## Required work
Output the lines that follow exactly as they are.

## Records to use
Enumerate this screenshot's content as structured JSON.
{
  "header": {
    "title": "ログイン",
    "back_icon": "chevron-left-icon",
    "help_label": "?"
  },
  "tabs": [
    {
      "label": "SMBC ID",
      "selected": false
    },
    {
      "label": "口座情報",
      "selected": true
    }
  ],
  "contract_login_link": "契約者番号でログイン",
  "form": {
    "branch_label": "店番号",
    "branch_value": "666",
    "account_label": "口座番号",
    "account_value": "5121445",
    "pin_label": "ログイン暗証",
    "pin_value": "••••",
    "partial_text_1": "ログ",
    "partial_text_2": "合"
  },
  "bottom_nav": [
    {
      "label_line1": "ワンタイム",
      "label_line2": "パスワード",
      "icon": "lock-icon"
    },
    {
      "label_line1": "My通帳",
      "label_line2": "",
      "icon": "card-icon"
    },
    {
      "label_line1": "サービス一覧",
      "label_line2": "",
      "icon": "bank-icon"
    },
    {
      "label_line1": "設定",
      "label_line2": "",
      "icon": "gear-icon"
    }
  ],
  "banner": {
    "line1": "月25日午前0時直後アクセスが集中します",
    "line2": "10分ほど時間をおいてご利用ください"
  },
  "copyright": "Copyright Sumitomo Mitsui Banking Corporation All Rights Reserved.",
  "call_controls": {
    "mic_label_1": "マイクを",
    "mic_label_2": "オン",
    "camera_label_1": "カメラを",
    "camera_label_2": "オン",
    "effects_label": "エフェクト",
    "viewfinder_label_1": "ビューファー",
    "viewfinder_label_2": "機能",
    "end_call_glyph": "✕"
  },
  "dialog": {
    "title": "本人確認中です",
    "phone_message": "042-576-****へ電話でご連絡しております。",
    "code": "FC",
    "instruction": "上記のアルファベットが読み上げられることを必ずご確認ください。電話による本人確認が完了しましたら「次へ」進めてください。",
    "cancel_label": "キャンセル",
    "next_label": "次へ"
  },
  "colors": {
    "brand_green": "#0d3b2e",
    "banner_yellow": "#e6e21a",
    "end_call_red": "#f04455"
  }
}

## Complete output
Enumerate this screenshot's content as structured JSON.
{
  "header": {
    "title": "ログイン",
    "back_icon": "chevron-left-icon",
    "help_label": "?"
  },
  "tabs": [
    {
      "label": "SMBC ID",
      "selected": false
    },
    {
      "label": "口座情報",
      "selected": true
    }
  ],
  "contract_login_link": "契約者番号でログイン",
  "form": {
    "branch_label": "店番号",
    "branch_value": "666",
    "account_label": "口座番号",
    "account_value": "5121445",
    "pin_label": "ログイン暗証",
    "pin_value": "••••",
    "partial_text_1": "ログ",
    "partial_text_2": "合"
  },
  "bottom_nav": [
    {
      "label_line1": "ワンタイム",
      "label_line2": "パスワード",
      "icon": "lock-icon"
    },
    {
      "label_line1": "My通帳",
      "label_line2": "",
      "icon": "card-icon"
    },
    {
      "label_line1": "サービス一覧",
      "label_line2": "",
      "icon": "bank-icon"
    },
    {
      "label_line1": "設定",
      "label_line2": "",
      "icon": "gear-icon"
    }
  ],
  "banner": {
    "line1": "月25日午前0時直後アクセスが集中します",
    "line2": "10分ほど時間をおいてご利用ください"
  },
  "copyright": "Copyright Sumitomo Mitsui Banking Corporation All Rights Reserved.",
  "call_controls": {
    "mic_label_1": "マイクを",
    "mic_label_2": "オン",
    "camera_label_1": "カメラを",
    "camera_label_2": "オン",
    "effects_label": "エフェクト",
    "viewfinder_label_1": "ビューファー",
    "viewfinder_label_2": "機能",
    "end_call_glyph": "✕"
  },
  "dialog": {
    "title": "本人確認中です",
    "phone_message": "042-576-****へ電話でご連絡しております。",
    "code": "FC",
    "instruction": "上記のアルファベットが読み上げられることを必ずご確認ください。電話による本人確認が完了しましたら「次へ」進めてください。",
    "cancel_label": "キャンセル",
    "next_label": "次へ"
  },
  "colors": {
    "brand_green": "#0d3b2e",
    "banner_yellow": "#e6e21a",
    "end_call_red": "#f04455"
  }
}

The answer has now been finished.